Every entry below must appear again, exactly as written.
*** Listed entries
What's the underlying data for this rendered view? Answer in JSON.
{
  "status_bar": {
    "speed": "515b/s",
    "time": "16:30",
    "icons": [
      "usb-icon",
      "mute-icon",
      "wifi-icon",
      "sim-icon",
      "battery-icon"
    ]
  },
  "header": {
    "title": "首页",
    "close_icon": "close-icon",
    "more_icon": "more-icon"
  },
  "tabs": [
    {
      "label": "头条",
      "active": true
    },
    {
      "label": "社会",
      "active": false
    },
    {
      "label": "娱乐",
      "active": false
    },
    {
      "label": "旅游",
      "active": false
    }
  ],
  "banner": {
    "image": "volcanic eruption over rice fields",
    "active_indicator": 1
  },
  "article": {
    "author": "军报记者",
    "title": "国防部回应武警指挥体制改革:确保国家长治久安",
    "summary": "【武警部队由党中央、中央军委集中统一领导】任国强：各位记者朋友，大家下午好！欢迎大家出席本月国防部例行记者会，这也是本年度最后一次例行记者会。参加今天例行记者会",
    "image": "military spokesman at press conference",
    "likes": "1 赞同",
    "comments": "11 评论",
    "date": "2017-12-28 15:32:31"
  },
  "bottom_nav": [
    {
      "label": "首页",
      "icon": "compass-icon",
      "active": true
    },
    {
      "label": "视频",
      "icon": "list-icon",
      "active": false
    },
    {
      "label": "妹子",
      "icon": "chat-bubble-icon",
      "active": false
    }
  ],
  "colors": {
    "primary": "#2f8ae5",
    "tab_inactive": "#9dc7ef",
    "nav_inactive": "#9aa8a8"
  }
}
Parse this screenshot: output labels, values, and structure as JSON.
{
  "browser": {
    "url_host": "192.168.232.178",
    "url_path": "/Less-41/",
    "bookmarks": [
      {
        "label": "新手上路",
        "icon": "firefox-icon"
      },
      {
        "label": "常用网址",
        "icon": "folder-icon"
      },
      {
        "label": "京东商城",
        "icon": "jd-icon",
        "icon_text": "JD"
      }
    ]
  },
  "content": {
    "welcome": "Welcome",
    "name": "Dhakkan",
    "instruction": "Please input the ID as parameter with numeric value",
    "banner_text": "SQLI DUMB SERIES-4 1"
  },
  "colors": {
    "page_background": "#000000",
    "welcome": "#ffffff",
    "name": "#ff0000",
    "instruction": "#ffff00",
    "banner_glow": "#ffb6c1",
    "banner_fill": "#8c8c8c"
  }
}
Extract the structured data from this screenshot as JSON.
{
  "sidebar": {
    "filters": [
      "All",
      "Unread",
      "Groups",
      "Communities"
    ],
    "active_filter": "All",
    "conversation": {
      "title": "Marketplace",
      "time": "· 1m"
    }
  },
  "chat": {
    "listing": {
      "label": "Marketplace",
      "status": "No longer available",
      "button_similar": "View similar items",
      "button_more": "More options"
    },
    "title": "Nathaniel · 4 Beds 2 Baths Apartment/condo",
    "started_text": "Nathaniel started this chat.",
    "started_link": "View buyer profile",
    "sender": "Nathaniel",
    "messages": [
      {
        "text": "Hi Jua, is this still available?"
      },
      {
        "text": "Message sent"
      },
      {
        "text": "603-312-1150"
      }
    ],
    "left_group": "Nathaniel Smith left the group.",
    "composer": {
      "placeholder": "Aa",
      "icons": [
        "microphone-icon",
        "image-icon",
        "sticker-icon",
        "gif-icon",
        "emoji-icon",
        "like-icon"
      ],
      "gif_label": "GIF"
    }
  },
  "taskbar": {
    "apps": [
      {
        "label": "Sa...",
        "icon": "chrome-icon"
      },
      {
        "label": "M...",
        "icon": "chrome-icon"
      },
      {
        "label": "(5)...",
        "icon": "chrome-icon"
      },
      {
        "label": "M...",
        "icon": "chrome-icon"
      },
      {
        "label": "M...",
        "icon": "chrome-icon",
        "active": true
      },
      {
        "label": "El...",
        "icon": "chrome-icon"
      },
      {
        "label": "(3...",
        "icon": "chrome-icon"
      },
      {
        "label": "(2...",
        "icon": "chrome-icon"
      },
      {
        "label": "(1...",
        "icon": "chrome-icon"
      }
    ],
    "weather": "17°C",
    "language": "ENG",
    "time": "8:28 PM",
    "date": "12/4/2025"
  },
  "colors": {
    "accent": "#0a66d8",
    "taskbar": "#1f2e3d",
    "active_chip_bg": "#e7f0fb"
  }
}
******
» **The answer**:
What's the underlying data for this rendered view? Answer in JSON.
{
  "status_bar": {
    "speed": "515b/s",
    "time": "16:30",
    "icons": [
      "usb-icon",
      "mute-icon",
      "wifi-icon",
      "sim-icon",
      "battery-icon"
    ]
  },
  "header": {
    "title": "首页",
    "close_icon": "close-icon",
    "more_icon": "more-icon"
  },
  "tabs": [
    {
      "label": "头条",
      "active": true
    },
    {
      "label": "社会",
      "active": false
    },
    {
      "label": "娱乐",
      "active": false
    },
    {
      "label": "旅游",
      "active": false
    }
  ],
  "banner": {
    "image": "volcanic eruption over rice fields",
    "active_indicator": 1
  },
  "article": {
    "author": "军报记者",
    "title": "国防部回应武警指挥体制改革:确保国家长治久安",
    "summary": "【武警部队由党中央、中央军委集中统一领导】任国强：各位记者朋友，大家下午好！欢迎大家出席本月国防部例行记者会，这也是本年度最后一次例行记者会。参加今天例行记者会",
    "image": "military spokesman at press conference",
    "likes": "1 赞同",
    "comments": "11 评论",
    "date": "2017-12-28 15:32:31"
  },
  "bottom_nav": [
    {
      "label": "首页",
      "icon": "compass-icon",
      "active": true
    },
    {
      "label": "视频",
      "icon": "list-icon",
      "active": false
    },
    {
      "label": "妹子",
      "icon": "chat-bubble-icon",
      "active": false
    }
  ],
  "colors": {
    "primary": "#2f8ae5",
    "tab_inactive": "#9dc7ef",
    "nav_inactive": "#9aa8a8"
  }
}
Parse this screenshot: output labels, values, and structure as JSON.
{
  "browser": {
    "url_host": "192.168.232.178",
    "url_path": "/Less-41/",
    "bookmarks": [
      {
        "label": "新手上路",
        "icon": "firefox-icon"
      },
      {
        "label": "常用网址",
        "icon": "folder-icon"
      },
      {
        "label": "京东商城",
        "icon": "jd-icon",
        "icon_text": "JD"
      }
    ]
  },
  "content": {
    "welcome": "Welcome",
    "name": "Dhakkan",
    "instruction": "Please input the ID as parameter with numeric value",
    "banner_text": "SQLI DUMB SERIES-4 1"
  },
  "colors": {
    "page_background": "#000000",
    "welcome": "#ffffff",
    "name": "#ff0000",
    "instruction": "#ffff00",
    "banner_glow": "#ffb6c1",
    "banner_fill": "#8c8c8c"
  }
}
Extract the structured data from this screenshot as JSON.
{
  "sidebar": {
    "filters": [
      "All",
      "Unread",
      "Groups",
      "Communities"
    ],
    "active_filter": "All",
    "conversation": {
      "title": "Marketplace",
      "time": "· 1m"
    }
  },
  "chat": {
    "listing": {
      "label": "Marketplace",
      "status": "No longer available",
      "button_similar": "View similar items",
      "button_more": "More options"
    },
    "title": "Nathaniel · 4 Beds 2 Baths Apartment/condo",
    "started_text": "Nathaniel started this chat.",
    "started_link": "View buyer profile",
    "sender": "Nathaniel",
    "messages": [
      {
        "text": "Hi Jua, is this still available?"
      },
      {
        "text": "Message sent"
      },
      {
        "text": "603-312-1150"
      }
    ],
    "left_group": "Nathaniel Smith left the group.",
    "composer": {
      "placeholder": "Aa",
      "icons": [
        "microphone-icon",
        "image-icon",
        "sticker-icon",
        "gif-icon",
        "emoji-icon",
        "like-icon"
      ],
      "gif_label": "GIF"
    }
  },
  "taskbar": {
    "apps": [
      {
        "label": "Sa...",
        "icon": "chrome-icon"
      },
      {
        "label": "M...",
        "icon": "chrome-icon"
      },
      {
        "label": "(5)...",
        "icon": "chrome-icon"
      },
      {
        "label": "M...",
        "icon": "chrome-icon"
      },
      {
        "label": "M...",
        "icon": "chrome-icon",
        "active": true
      },
      {
        "label": "El...",
        "icon": "chrome-icon"
      },
      {
        "label": "(3...",
        "icon": "chrome-icon"
      },
      {
        "label": "(2...",
        "icon": "chrome-icon"
      },
      {
        "label": "(1...",
        "icon": "chrome-icon"
      }
    ],
    "weather": "17°C",
    "language": "ENG",
    "time": "8:28 PM",
    "date": "12/4/2025"
  },
  "colors": {
    "accent": "#0a66d8",
    "taskbar": "#1f2e3d",
    "active_chip_bg": "#e7f0fb"
  }
}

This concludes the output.